» WHAT THE TASK REQUIRES
Your task is to repeat the entries underneath exactly, minus the pictures.

» INPUT FOR THIS TASK
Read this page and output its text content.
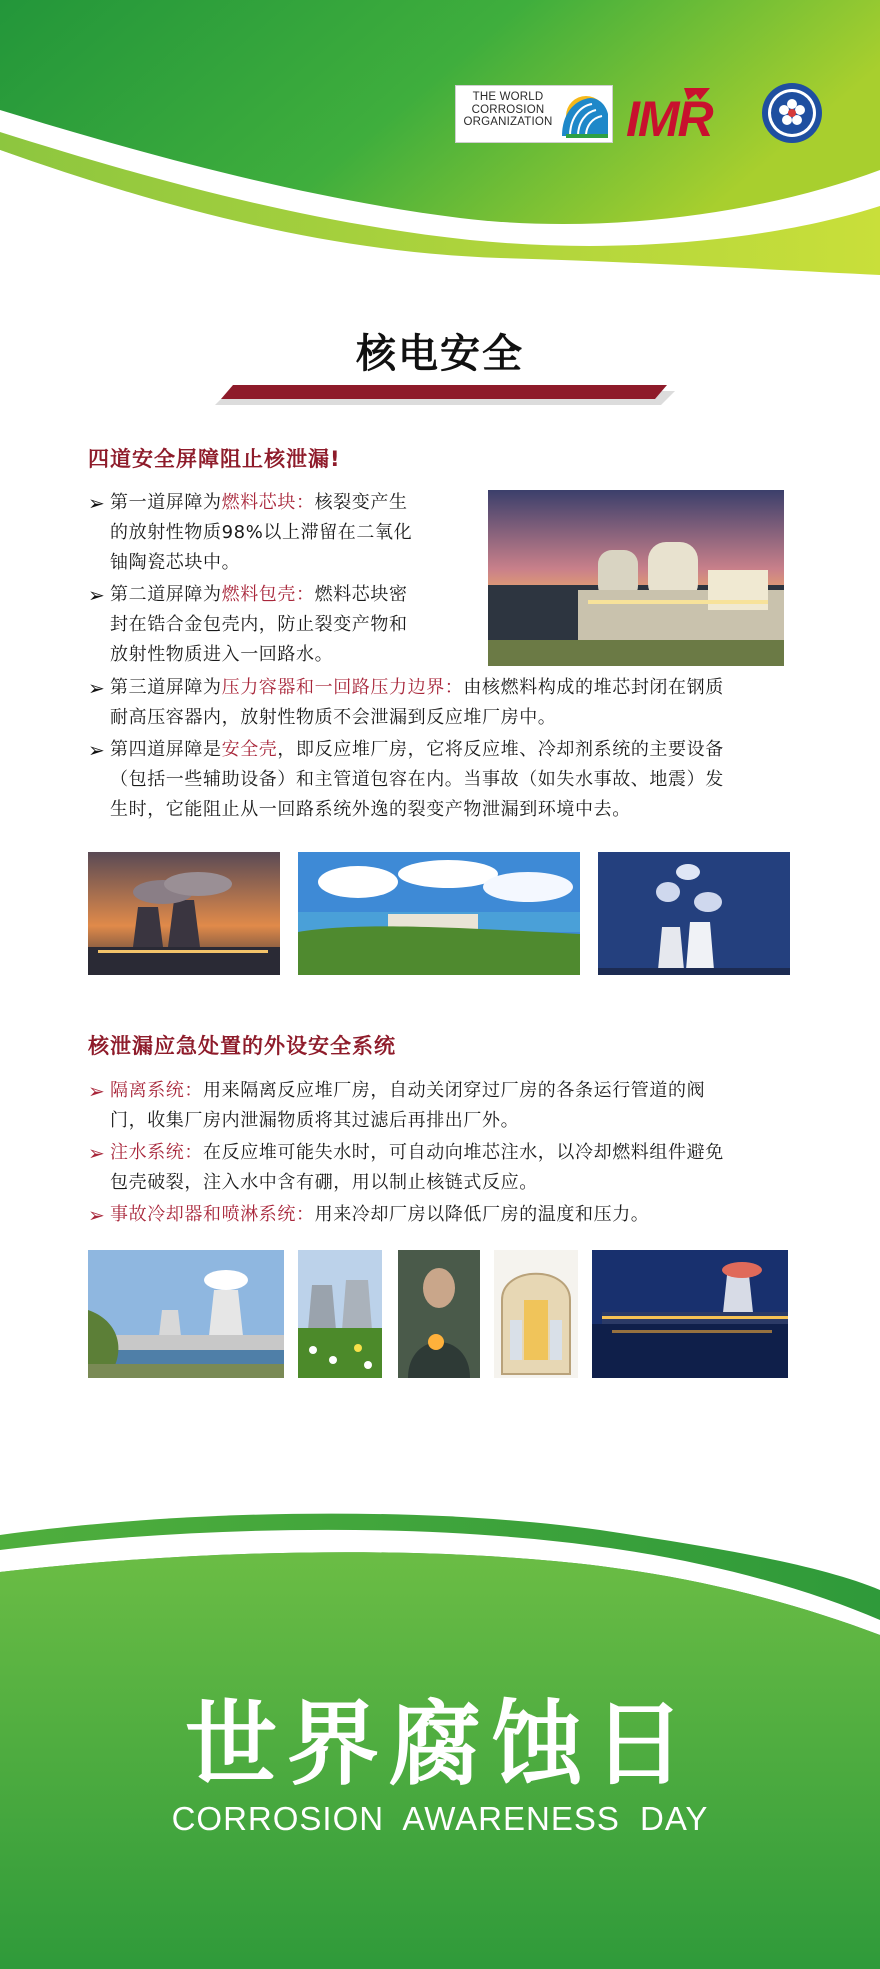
THE WORLD
CORROSION
ORGANIZATION IMR
核电安全
四道安全屏障阻止核泄漏!
➢ 第一道屏障为燃料芯块：核裂变产生
的放射性物质98%以上滞留在二氧化
铀陶瓷芯块中。
➢ 第二道屏障为燃料包壳：燃料芯块密
封在锆合金包壳内，防止裂变产物和
放射性物质进入一回路水。
➢ 第三道屏障为压力容器和一回路压力边界：由核燃料构成的堆芯封闭在钢质
耐高压容器内，放射性物质不会泄漏到反应堆厂房中。
➢ 第四道屏障是安全壳，即反应堆厂房，它将反应堆、冷却剂系统的主要设备
（包括一些辅助设备）和主管道包容在内。当事故（如失水事故、地震）发
生时，它能阻止从一回路系统外逸的裂变产物泄漏到环境中去。
核泄漏应急处置的外设安全系统
➢ 隔离系统：用来隔离反应堆厂房，自动关闭穿过厂房的各条运行管道的阀
门，收集厂房内泄漏物质将其过滤后再排出厂外。
➢ 注水系统：在反应堆可能失水时，可自动向堆芯注水，以冷却燃料组件避免
包壳破裂，注入水中含有硼，用以制止核链式反应。
➢ 事故冷却器和喷淋系统：用来冷却厂房以降低厂房的温度和压力。
世界腐蚀日
CORROSION AWARENESS DAY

» TASK RESPONSE
Read this page and output its text content.
THE WORLD
CORROSION
ORGANIZATION IMR
核电安全
四道安全屏障阻止核泄漏!
➢ 第一道屏障为燃料芯块：核裂变产生
的放射性物质98%以上滞留在二氧化
铀陶瓷芯块中。
➢ 第二道屏障为燃料包壳：燃料芯块密
封在锆合金包壳内，防止裂变产物和
放射性物质进入一回路水。
➢ 第三道屏障为压力容器和一回路压力边界：由核燃料构成的堆芯封闭在钢质
耐高压容器内，放射性物质不会泄漏到反应堆厂房中。
➢ 第四道屏障是安全壳，即反应堆厂房，它将反应堆、冷却剂系统的主要设备
（包括一些辅助设备）和主管道包容在内。当事故（如失水事故、地震）发
生时，它能阻止从一回路系统外逸的裂变产物泄漏到环境中去。
核泄漏应急处置的外设安全系统
➢ 隔离系统：用来隔离反应堆厂房，自动关闭穿过厂房的各条运行管道的阀
门，收集厂房内泄漏物质将其过滤后再排出厂外。
➢ 注水系统：在反应堆可能失水时，可自动向堆芯注水，以冷却燃料组件避免
包壳破裂，注入水中含有硼，用以制止核链式反应。
➢ 事故冷却器和喷淋系统：用来冷却厂房以降低厂房的温度和压力。
世界腐蚀日
CORROSION AWARENESS DAY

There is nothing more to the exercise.